* REQUIREMENTS *
Lines containing the string "холодного" are to be counted. Write only how many there are.

┏━━

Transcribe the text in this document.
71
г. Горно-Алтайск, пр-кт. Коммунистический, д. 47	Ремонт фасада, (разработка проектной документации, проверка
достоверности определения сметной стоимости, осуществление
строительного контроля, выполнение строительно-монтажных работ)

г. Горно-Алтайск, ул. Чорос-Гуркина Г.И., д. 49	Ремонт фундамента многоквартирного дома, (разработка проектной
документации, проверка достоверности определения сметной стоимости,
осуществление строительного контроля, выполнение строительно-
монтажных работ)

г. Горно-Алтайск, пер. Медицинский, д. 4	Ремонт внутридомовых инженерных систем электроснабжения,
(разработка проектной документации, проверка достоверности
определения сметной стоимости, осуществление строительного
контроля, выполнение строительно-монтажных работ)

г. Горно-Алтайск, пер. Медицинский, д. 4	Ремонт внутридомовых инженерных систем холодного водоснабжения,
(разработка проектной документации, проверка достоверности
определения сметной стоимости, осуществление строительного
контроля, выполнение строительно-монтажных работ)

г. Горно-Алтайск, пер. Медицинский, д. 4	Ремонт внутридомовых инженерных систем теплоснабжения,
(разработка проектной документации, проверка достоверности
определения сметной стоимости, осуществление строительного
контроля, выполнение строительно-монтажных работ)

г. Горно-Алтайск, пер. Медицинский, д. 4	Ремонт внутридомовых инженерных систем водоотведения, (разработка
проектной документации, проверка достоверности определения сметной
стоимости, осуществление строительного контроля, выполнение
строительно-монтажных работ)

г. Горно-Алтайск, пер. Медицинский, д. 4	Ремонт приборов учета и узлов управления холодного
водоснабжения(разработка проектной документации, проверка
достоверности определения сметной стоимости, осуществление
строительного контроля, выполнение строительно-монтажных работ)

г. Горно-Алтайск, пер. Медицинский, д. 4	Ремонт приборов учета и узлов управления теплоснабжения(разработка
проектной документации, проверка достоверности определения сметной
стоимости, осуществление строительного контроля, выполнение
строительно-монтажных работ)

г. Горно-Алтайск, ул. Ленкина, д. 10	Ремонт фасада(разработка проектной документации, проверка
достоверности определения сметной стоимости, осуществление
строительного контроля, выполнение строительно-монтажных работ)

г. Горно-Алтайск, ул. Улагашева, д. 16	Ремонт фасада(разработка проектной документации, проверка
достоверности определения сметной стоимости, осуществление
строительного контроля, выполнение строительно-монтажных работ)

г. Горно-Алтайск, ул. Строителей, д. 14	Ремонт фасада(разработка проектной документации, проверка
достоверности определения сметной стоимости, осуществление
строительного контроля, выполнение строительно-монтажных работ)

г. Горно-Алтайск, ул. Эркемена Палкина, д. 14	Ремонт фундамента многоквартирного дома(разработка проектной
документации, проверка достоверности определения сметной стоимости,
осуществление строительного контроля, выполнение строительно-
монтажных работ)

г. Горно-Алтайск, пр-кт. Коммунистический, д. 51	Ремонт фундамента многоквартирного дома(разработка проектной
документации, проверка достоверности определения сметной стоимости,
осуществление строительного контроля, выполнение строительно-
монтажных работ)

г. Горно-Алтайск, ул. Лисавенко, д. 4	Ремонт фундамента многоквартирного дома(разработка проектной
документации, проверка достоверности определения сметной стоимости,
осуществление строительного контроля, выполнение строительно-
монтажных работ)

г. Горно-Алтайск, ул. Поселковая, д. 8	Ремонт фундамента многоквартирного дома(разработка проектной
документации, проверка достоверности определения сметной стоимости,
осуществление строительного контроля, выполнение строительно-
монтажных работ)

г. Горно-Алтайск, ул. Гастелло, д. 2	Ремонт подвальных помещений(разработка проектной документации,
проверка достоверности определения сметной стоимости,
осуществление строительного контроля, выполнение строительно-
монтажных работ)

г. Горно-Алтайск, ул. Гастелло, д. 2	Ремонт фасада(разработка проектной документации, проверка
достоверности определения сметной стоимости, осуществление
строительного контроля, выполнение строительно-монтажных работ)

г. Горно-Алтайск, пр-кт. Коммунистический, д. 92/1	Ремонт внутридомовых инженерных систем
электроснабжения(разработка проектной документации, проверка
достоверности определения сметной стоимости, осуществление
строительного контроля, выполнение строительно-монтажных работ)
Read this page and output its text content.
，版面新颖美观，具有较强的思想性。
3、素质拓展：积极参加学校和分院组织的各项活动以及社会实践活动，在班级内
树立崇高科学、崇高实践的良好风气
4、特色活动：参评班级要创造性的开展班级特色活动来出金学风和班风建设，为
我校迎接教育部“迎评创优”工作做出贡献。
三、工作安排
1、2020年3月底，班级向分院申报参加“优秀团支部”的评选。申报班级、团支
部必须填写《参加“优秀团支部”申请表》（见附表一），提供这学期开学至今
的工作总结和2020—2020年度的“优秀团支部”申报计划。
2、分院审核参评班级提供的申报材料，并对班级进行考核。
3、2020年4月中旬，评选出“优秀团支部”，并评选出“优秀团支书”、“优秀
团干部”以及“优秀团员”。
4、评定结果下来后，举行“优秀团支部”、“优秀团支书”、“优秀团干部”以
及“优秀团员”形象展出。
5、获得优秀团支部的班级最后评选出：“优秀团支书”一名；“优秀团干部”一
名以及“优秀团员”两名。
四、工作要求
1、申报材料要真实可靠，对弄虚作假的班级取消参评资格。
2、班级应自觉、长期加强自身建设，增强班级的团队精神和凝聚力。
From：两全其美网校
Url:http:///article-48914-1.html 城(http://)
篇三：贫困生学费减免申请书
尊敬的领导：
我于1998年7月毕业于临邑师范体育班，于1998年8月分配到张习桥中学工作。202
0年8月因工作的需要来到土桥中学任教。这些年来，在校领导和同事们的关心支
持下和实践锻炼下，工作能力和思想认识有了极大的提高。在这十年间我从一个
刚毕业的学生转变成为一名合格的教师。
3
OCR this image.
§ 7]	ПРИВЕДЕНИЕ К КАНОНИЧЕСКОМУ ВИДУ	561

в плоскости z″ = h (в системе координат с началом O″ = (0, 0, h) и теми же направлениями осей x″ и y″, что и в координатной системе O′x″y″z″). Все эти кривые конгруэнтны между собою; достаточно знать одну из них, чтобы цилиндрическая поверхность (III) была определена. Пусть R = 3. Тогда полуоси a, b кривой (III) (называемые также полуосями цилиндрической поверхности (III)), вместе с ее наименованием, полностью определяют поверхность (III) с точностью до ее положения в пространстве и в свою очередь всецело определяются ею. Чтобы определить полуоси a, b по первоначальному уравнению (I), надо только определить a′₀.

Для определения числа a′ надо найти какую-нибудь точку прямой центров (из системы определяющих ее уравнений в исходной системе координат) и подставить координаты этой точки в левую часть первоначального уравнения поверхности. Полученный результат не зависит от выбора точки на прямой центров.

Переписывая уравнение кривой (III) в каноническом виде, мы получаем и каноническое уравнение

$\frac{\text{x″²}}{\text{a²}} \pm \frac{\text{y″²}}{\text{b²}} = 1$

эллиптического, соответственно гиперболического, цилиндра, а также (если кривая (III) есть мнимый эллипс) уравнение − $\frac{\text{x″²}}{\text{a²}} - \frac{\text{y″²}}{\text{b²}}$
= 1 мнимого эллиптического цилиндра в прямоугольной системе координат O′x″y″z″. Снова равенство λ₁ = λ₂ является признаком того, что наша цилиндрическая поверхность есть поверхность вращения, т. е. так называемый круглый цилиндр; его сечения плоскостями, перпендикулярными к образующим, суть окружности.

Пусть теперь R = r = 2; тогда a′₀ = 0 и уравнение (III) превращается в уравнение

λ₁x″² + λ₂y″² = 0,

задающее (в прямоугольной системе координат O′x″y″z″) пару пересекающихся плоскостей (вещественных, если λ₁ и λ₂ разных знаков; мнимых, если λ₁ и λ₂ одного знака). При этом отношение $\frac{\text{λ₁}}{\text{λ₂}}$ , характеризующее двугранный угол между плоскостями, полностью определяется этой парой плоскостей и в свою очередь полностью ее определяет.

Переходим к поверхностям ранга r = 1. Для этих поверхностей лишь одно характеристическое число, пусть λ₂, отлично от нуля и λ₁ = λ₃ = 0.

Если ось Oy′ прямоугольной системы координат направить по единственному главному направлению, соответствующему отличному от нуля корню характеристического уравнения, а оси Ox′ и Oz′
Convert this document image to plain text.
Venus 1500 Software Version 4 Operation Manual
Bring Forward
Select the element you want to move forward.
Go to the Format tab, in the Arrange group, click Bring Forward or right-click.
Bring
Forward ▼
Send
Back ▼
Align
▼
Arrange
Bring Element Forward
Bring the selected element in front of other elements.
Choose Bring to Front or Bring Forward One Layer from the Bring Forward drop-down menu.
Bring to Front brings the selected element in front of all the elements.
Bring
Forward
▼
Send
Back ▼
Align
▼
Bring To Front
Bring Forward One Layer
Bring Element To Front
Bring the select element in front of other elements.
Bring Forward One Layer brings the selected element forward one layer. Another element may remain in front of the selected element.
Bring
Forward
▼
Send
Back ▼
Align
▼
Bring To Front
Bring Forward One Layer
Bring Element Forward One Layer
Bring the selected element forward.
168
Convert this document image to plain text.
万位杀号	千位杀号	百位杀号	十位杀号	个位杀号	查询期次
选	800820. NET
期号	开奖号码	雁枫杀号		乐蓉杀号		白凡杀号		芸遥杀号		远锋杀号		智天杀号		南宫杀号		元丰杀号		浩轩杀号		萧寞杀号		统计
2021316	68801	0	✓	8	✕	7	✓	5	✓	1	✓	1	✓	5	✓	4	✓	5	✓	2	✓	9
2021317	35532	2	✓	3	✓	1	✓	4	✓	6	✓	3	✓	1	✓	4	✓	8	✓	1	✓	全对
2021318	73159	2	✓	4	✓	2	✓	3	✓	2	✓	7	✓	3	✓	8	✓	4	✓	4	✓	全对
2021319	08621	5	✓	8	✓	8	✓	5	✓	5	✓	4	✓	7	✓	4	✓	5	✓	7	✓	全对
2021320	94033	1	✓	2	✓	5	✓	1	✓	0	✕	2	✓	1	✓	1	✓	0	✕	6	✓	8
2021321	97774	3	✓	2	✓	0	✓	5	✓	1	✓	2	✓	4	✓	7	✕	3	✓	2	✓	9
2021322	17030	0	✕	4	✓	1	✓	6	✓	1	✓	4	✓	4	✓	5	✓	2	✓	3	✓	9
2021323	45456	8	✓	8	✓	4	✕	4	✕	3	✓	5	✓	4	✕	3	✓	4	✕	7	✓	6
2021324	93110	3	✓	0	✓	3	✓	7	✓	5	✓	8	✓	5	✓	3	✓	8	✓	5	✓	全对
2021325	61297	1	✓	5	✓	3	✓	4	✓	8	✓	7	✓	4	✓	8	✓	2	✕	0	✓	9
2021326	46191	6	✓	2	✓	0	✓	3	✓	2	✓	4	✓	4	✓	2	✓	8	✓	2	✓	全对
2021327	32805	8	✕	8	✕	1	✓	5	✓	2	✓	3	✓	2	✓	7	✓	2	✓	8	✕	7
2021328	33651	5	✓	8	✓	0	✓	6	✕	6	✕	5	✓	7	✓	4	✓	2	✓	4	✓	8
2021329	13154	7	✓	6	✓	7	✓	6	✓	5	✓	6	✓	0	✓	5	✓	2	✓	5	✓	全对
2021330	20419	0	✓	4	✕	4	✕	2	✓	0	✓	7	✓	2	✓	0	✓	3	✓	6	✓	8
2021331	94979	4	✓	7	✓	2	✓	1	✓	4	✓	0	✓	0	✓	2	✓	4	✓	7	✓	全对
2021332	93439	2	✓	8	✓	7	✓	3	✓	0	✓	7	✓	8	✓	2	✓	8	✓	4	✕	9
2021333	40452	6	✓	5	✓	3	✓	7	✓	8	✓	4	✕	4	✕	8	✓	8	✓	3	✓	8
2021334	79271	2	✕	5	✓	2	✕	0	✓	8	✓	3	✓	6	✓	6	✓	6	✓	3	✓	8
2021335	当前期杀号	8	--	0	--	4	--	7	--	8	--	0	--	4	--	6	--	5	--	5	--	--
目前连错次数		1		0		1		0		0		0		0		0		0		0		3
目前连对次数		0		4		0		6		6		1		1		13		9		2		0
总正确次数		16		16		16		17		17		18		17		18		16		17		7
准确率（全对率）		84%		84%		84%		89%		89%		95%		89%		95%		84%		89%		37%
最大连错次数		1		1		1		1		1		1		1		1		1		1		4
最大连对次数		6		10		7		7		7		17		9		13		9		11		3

┗━━

* FULL ANSWER *
2